» YOUR OBJECTIVE:
Print the listing below exactly.

[Entries from a dataset]
Start

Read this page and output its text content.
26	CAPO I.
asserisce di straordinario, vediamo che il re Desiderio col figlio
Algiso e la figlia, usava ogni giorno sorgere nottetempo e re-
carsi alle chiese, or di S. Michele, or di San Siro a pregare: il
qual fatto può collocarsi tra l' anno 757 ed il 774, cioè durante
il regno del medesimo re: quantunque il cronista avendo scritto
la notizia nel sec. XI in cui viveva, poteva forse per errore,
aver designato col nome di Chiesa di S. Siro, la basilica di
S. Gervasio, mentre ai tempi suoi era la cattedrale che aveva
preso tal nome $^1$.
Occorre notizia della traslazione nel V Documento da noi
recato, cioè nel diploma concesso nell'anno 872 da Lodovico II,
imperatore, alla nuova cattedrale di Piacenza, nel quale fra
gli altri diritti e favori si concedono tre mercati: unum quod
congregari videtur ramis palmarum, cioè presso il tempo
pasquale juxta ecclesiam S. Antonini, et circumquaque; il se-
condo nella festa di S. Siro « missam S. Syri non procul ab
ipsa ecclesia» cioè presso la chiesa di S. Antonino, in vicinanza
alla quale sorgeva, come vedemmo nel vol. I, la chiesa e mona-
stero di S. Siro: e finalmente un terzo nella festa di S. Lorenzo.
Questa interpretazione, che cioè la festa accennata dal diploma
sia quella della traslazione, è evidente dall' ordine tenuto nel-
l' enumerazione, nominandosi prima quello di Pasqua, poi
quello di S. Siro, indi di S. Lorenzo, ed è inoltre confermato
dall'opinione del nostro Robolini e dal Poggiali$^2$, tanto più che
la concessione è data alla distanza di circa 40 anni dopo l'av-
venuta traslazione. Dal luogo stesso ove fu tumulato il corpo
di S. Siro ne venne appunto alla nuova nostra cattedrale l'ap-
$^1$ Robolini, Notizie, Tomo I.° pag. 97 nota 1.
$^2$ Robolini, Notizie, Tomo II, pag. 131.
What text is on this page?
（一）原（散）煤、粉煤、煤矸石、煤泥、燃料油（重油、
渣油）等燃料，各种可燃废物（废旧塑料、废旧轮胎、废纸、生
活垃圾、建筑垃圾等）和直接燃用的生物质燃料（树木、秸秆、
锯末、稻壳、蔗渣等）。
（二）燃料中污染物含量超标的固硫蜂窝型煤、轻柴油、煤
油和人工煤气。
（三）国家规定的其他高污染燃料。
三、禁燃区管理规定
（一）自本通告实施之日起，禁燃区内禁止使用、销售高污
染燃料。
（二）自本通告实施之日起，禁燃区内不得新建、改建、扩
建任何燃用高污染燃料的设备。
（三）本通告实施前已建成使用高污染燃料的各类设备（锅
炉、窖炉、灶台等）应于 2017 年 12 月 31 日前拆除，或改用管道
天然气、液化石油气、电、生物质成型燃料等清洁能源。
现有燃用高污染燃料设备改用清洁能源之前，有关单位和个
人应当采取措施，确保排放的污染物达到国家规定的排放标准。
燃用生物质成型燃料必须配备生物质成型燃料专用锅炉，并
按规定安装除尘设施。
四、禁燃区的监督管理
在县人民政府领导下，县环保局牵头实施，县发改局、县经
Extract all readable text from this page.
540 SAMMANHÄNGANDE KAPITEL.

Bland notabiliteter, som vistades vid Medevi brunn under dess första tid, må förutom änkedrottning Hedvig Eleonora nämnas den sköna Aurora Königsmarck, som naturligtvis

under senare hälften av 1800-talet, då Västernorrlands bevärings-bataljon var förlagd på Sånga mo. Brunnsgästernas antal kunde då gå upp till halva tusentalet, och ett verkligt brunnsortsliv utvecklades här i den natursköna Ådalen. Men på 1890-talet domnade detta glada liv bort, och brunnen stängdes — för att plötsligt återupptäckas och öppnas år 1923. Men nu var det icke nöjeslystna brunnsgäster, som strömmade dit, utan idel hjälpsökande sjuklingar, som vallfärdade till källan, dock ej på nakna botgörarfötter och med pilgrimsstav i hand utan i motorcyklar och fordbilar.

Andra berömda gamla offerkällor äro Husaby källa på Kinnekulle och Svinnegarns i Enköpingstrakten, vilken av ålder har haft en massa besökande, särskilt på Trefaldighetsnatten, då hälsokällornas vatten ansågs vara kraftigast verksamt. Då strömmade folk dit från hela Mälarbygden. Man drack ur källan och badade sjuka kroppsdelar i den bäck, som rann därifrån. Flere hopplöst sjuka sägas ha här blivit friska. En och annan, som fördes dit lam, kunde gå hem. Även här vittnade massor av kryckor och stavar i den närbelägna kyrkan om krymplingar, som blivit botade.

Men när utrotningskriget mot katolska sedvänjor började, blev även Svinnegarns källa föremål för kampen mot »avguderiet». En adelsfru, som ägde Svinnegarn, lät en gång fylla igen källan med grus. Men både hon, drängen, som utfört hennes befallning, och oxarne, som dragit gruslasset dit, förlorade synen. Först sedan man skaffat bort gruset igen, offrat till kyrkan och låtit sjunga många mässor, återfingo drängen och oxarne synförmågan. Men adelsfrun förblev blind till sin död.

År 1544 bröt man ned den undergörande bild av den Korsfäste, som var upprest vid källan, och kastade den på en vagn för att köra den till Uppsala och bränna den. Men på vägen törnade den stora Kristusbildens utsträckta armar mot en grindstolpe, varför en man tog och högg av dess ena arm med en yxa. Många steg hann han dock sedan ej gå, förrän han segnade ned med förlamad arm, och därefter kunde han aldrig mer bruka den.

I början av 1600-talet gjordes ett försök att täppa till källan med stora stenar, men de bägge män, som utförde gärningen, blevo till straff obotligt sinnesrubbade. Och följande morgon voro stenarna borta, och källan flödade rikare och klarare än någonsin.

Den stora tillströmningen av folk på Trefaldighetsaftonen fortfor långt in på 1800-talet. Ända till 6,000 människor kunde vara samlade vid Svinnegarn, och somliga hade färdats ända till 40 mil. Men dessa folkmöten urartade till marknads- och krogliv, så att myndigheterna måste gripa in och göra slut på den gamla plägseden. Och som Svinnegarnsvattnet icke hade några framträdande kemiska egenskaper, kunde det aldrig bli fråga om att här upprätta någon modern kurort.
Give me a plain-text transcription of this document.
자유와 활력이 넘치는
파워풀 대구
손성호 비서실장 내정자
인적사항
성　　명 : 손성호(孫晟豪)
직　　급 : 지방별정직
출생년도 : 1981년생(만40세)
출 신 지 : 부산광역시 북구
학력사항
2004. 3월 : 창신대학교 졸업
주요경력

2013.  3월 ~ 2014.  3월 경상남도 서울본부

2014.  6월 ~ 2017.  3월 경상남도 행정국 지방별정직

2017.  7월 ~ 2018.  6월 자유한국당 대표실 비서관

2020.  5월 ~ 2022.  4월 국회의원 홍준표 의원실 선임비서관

End

» SOLUTION FOR THIS EXERCISE:
Read this page and output its text content.
26	CAPO I.
asserisce di straordinario, vediamo che il re Desiderio col figlio
Algiso e la figlia, usava ogni giorno sorgere nottetempo e re-
carsi alle chiese, or di S. Michele, or di San Siro a pregare: il
qual fatto può collocarsi tra l' anno 757 ed il 774, cioè durante
il regno del medesimo re: quantunque il cronista avendo scritto
la notizia nel sec. XI in cui viveva, poteva forse per errore,
aver designato col nome di Chiesa di S. Siro, la basilica di
S. Gervasio, mentre ai tempi suoi era la cattedrale che aveva
preso tal nome $^1$.
Occorre notizia della traslazione nel V Documento da noi
recato, cioè nel diploma concesso nell'anno 872 da Lodovico II,
imperatore, alla nuova cattedrale di Piacenza, nel quale fra
gli altri diritti e favori si concedono tre mercati: unum quod
congregari videtur ramis palmarum, cioè presso il tempo
pasquale juxta ecclesiam S. Antonini, et circumquaque; il se-
condo nella festa di S. Siro « missam S. Syri non procul ab
ipsa ecclesia» cioè presso la chiesa di S. Antonino, in vicinanza
alla quale sorgeva, come vedemmo nel vol. I, la chiesa e mona-
stero di S. Siro: e finalmente un terzo nella festa di S. Lorenzo.
Questa interpretazione, che cioè la festa accennata dal diploma
sia quella della traslazione, è evidente dall' ordine tenuto nel-
l' enumerazione, nominandosi prima quello di Pasqua, poi
quello di S. Siro, indi di S. Lorenzo, ed è inoltre confermato
dall'opinione del nostro Robolini e dal Poggiali$^2$, tanto più che
la concessione è data alla distanza di circa 40 anni dopo l'av-
venuta traslazione. Dal luogo stesso ove fu tumulato il corpo
di S. Siro ne venne appunto alla nuova nostra cattedrale l'ap-
$^1$ Robolini, Notizie, Tomo I.° pag. 97 nota 1.
$^2$ Robolini, Notizie, Tomo II, pag. 131.
What text is on this page?
（一）原（散）煤、粉煤、煤矸石、煤泥、燃料油（重油、
渣油）等燃料，各种可燃废物（废旧塑料、废旧轮胎、废纸、生
活垃圾、建筑垃圾等）和直接燃用的生物质燃料（树木、秸秆、
锯末、稻壳、蔗渣等）。
（二）燃料中污染物含量超标的固硫蜂窝型煤、轻柴油、煤
油和人工煤气。
（三）国家规定的其他高污染燃料。
三、禁燃区管理规定
（一）自本通告实施之日起，禁燃区内禁止使用、销售高污
染燃料。
（二）自本通告实施之日起，禁燃区内不得新建、改建、扩
建任何燃用高污染燃料的设备。
（三）本通告实施前已建成使用高污染燃料的各类设备（锅
炉、窖炉、灶台等）应于 2017 年 12 月 31 日前拆除，或改用管道
天然气、液化石油气、电、生物质成型燃料等清洁能源。
现有燃用高污染燃料设备改用清洁能源之前，有关单位和个
人应当采取措施，确保排放的污染物达到国家规定的排放标准。
燃用生物质成型燃料必须配备生物质成型燃料专用锅炉，并
按规定安装除尘设施。
四、禁燃区的监督管理
在县人民政府领导下，县环保局牵头实施，县发改局、县经
Extract all readable text from this page.
540 SAMMANHÄNGANDE KAPITEL.

Bland notabiliteter, som vistades vid Medevi brunn under dess första tid, må förutom änkedrottning Hedvig Eleonora nämnas den sköna Aurora Königsmarck, som naturligtvis

under senare hälften av 1800-talet, då Västernorrlands bevärings-bataljon var förlagd på Sånga mo. Brunnsgästernas antal kunde då gå upp till halva tusentalet, och ett verkligt brunnsortsliv utvecklades här i den natursköna Ådalen. Men på 1890-talet domnade detta glada liv bort, och brunnen stängdes — för att plötsligt återupptäckas och öppnas år 1923. Men nu var det icke nöjeslystna brunnsgäster, som strömmade dit, utan idel hjälpsökande sjuklingar, som vallfärdade till källan, dock ej på nakna botgörarfötter och med pilgrimsstav i hand utan i motorcyklar och fordbilar.

Andra berömda gamla offerkällor äro Husaby källa på Kinnekulle och Svinnegarns i Enköpingstrakten, vilken av ålder har haft en massa besökande, särskilt på Trefaldighetsnatten, då hälsokällornas vatten ansågs vara kraftigast verksamt. Då strömmade folk dit från hela Mälarbygden. Man drack ur källan och badade sjuka kroppsdelar i den bäck, som rann därifrån. Flere hopplöst sjuka sägas ha här blivit friska. En och annan, som fördes dit lam, kunde gå hem. Även här vittnade massor av kryckor och stavar i den närbelägna kyrkan om krymplingar, som blivit botade.

Men när utrotningskriget mot katolska sedvänjor började, blev även Svinnegarns källa föremål för kampen mot »avguderiet». En adelsfru, som ägde Svinnegarn, lät en gång fylla igen källan med grus. Men både hon, drängen, som utfört hennes befallning, och oxarne, som dragit gruslasset dit, förlorade synen. Först sedan man skaffat bort gruset igen, offrat till kyrkan och låtit sjunga många mässor, återfingo drängen och oxarne synförmågan. Men adelsfrun förblev blind till sin död.

År 1544 bröt man ned den undergörande bild av den Korsfäste, som var upprest vid källan, och kastade den på en vagn för att köra den till Uppsala och bränna den. Men på vägen törnade den stora Kristusbildens utsträckta armar mot en grindstolpe, varför en man tog och högg av dess ena arm med en yxa. Många steg hann han dock sedan ej gå, förrän han segnade ned med förlamad arm, och därefter kunde han aldrig mer bruka den.

I början av 1600-talet gjordes ett försök att täppa till källan med stora stenar, men de bägge män, som utförde gärningen, blevo till straff obotligt sinnesrubbade. Och följande morgon voro stenarna borta, och källan flödade rikare och klarare än någonsin.

Den stora tillströmningen av folk på Trefaldighetsaftonen fortfor långt in på 1800-talet. Ända till 6,000 människor kunde vara samlade vid Svinnegarn, och somliga hade färdats ända till 40 mil. Men dessa folkmöten urartade till marknads- och krogliv, så att myndigheterna måste gripa in och göra slut på den gamla plägseden. Och som Svinnegarnsvattnet icke hade några framträdande kemiska egenskaper, kunde det aldrig bli fråga om att här upprätta någon modern kurort.
Give me a plain-text transcription of this document.
자유와 활력이 넘치는
파워풀 대구
손성호 비서실장 내정자
인적사항
성　　명 : 손성호(孫晟豪)
직　　급 : 지방별정직
출생년도 : 1981년생(만40세)
출 신 지 : 부산광역시 북구
학력사항
2004. 3월 : 창신대학교 졸업
주요경력

2013.  3월 ~ 2014.  3월 경상남도 서울본부

2014.  6월 ~ 2017.  3월 경상남도 행정국 지방별정직

2017.  7월 ~ 2018.  6월 자유한국당 대표실 비서관

2020.  5월 ~ 2022.  4월 국회의원 홍준표 의원실 선임비서관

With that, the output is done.